◆ Stored records:
○ ○ ○

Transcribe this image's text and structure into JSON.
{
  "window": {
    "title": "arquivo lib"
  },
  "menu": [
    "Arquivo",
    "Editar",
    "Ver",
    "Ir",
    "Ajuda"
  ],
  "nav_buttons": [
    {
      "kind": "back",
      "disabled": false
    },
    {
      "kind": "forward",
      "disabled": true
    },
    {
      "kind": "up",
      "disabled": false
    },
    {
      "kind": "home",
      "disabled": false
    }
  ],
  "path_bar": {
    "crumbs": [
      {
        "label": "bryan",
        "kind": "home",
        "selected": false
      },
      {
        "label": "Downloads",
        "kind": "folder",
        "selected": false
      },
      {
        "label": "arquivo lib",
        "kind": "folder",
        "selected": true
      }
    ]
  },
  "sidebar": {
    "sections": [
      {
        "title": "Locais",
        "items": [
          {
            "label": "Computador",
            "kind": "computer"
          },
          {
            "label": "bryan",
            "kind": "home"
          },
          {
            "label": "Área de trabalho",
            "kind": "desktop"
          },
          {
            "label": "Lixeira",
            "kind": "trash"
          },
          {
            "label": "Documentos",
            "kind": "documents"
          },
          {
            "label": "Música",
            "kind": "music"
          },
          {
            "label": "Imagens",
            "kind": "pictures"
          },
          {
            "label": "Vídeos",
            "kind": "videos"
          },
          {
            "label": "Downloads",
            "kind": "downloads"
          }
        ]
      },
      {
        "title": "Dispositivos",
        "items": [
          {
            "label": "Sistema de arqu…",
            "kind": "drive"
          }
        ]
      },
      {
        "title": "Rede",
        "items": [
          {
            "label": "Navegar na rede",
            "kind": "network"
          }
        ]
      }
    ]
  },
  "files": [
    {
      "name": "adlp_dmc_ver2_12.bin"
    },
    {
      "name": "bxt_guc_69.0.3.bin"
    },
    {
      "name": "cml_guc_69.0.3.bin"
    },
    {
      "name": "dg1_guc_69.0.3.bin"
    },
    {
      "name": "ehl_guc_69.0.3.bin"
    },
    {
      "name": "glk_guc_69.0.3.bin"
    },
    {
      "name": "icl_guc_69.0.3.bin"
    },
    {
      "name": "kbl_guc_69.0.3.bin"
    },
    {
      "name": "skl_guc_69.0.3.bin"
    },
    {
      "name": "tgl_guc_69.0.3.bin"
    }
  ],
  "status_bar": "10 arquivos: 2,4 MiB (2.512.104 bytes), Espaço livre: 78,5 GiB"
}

○ ○ ○

◆ What the task requires:
Restate the listing above word for word.

◆ Answer below:
Transcribe this image's text and structure into JSON.
{
  "window": {
    "title": "arquivo lib"
  },
  "menu": [
    "Arquivo",
    "Editar",
    "Ver",
    "Ir",
    "Ajuda"
  ],
  "nav_buttons": [
    {
      "kind": "back",
      "disabled": false
    },
    {
      "kind": "forward",
      "disabled": true
    },
    {
      "kind": "up",
      "disabled": false
    },
    {
      "kind": "home",
      "disabled": false
    }
  ],
  "path_bar": {
    "crumbs": [
      {
        "label": "bryan",
        "kind": "home",
        "selected": false
      },
      {
        "label": "Downloads",
        "kind": "folder",
        "selected": false
      },
      {
        "label": "arquivo lib",
        "kind": "folder",
        "selected": true
      }
    ]
  },
  "sidebar": {
    "sections": [
      {
        "title": "Locais",
        "items": [
          {
            "label": "Computador",
            "kind": "computer"
          },
          {
            "label": "bryan",
            "kind": "home"
          },
          {
            "label": "Área de trabalho",
            "kind": "desktop"
          },
          {
            "label": "Lixeira",
            "kind": "trash"
          },
          {
            "label": "Documentos",
            "kind": "documents"
          },
          {
            "label": "Música",
            "kind": "music"
          },
          {
            "label": "Imagens",
            "kind": "pictures"
          },
          {
            "label": "Vídeos",
            "kind": "videos"
          },
          {
            "label": "Downloads",
            "kind": "downloads"
          }
        ]
      },
      {
        "title": "Dispositivos",
        "items": [
          {
            "label": "Sistema de arqu…",
            "kind": "drive"
          }
        ]
      },
      {
        "title": "Rede",
        "items": [
          {
            "label": "Navegar na rede",
            "kind": "network"
          }
        ]
      }
    ]
  },
  "files": [
    {
      "name": "adlp_dmc_ver2_12.bin"
    },
    {
      "name": "bxt_guc_69.0.3.bin"
    },
    {
      "name": "cml_guc_69.0.3.bin"
    },
    {
      "name": "dg1_guc_69.0.3.bin"
    },
    {
      "name": "ehl_guc_69.0.3.bin"
    },
    {
      "name": "glk_guc_69.0.3.bin"
    },
    {
      "name": "icl_guc_69.0.3.bin"
    },
    {
      "name": "kbl_guc_69.0.3.bin"
    },
    {
      "name": "skl_guc_69.0.3.bin"
    },
    {
      "name": "tgl_guc_69.0.3.bin"
    }
  ],
  "status_bar": "10 arquivos: 2,4 MiB (2.512.104 bytes), Espaço livre: 78,5 GiB"
}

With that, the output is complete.